Lines of data
________________________________________
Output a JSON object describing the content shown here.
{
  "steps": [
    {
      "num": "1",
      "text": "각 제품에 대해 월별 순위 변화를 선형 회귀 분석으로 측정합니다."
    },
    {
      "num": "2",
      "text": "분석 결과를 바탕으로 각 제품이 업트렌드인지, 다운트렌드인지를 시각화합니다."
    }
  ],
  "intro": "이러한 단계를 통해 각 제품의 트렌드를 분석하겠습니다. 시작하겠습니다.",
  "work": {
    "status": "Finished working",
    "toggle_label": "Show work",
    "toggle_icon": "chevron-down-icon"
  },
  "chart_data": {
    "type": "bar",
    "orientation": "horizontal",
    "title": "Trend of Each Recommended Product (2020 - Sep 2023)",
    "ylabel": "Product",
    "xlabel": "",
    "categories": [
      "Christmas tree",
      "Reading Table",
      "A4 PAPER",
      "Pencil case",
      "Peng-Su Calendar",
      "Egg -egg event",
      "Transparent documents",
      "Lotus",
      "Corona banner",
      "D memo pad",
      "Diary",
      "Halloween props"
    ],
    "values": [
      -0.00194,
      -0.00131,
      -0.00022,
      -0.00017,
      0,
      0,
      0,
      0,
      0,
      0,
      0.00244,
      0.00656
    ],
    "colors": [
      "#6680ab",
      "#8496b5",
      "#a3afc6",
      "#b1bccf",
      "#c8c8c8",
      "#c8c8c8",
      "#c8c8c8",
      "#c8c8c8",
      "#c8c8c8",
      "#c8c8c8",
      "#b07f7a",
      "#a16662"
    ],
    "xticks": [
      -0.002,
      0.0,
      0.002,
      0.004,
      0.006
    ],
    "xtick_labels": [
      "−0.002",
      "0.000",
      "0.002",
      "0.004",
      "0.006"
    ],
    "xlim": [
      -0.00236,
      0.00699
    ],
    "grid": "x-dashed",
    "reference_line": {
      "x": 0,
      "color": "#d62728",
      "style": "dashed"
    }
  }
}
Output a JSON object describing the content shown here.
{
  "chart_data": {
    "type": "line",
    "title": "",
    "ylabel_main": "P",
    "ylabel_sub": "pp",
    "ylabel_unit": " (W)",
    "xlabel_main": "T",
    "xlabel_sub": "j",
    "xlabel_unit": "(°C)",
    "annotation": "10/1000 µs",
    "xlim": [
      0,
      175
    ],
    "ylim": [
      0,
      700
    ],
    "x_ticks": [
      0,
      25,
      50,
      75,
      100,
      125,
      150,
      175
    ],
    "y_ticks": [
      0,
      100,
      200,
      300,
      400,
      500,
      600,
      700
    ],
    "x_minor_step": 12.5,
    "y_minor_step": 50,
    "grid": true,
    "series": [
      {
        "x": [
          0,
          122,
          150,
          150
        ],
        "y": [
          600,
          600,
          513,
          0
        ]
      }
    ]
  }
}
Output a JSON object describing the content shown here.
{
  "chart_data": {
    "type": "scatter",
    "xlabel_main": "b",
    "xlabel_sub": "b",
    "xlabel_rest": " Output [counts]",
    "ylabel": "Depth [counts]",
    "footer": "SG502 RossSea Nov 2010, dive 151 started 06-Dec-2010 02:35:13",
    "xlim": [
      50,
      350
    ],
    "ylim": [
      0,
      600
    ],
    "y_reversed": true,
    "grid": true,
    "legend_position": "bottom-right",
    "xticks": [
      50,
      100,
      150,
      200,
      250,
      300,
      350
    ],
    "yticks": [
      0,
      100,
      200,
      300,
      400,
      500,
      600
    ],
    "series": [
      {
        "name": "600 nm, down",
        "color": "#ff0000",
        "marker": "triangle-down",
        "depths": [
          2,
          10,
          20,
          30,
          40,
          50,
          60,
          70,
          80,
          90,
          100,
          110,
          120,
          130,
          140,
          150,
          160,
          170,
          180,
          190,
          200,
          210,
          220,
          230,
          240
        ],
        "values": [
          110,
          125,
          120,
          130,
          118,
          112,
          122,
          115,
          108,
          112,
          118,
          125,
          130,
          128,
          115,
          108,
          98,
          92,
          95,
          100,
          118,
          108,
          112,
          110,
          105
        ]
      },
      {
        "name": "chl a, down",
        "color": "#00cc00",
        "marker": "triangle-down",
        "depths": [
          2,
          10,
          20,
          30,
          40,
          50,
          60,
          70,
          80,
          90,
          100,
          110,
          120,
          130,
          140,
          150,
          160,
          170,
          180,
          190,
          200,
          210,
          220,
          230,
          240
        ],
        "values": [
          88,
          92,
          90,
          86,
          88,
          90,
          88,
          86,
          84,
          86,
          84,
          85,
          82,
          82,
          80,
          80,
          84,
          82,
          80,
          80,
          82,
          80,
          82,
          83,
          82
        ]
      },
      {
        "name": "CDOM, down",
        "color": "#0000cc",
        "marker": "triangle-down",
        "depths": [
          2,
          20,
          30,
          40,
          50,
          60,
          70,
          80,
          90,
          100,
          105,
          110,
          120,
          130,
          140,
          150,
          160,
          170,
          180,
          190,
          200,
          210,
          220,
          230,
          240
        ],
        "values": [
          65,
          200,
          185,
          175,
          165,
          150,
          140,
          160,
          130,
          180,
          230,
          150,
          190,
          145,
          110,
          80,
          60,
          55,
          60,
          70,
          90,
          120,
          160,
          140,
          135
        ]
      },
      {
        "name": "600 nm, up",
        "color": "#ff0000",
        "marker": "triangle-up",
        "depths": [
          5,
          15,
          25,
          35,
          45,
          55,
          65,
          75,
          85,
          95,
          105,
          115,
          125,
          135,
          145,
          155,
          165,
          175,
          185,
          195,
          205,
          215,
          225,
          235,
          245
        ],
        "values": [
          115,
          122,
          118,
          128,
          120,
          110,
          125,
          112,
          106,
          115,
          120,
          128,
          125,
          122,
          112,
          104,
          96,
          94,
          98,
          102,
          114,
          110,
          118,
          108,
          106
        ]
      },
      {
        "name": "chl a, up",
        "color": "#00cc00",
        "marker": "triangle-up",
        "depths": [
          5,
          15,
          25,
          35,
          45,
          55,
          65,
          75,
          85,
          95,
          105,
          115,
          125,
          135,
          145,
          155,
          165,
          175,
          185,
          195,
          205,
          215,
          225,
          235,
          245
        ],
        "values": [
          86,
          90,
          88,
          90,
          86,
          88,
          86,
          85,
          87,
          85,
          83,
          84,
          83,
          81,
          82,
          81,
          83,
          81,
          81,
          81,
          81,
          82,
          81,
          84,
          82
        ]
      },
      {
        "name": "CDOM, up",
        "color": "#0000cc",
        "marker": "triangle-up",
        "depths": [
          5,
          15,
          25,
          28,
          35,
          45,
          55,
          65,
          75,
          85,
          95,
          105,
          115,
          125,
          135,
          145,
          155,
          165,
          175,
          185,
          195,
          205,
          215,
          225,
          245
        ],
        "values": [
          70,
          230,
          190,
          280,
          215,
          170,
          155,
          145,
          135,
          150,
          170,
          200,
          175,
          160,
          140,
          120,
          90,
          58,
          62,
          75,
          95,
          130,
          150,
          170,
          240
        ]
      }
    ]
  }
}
________________________________________
What the task requires » Pull out all lines from the entries above in which the word "Product" appears.

Output of the exercise »
    "title": "Trend of Each Recommended Product (2020 - Sep 2023)",
    "ylabel": "Product",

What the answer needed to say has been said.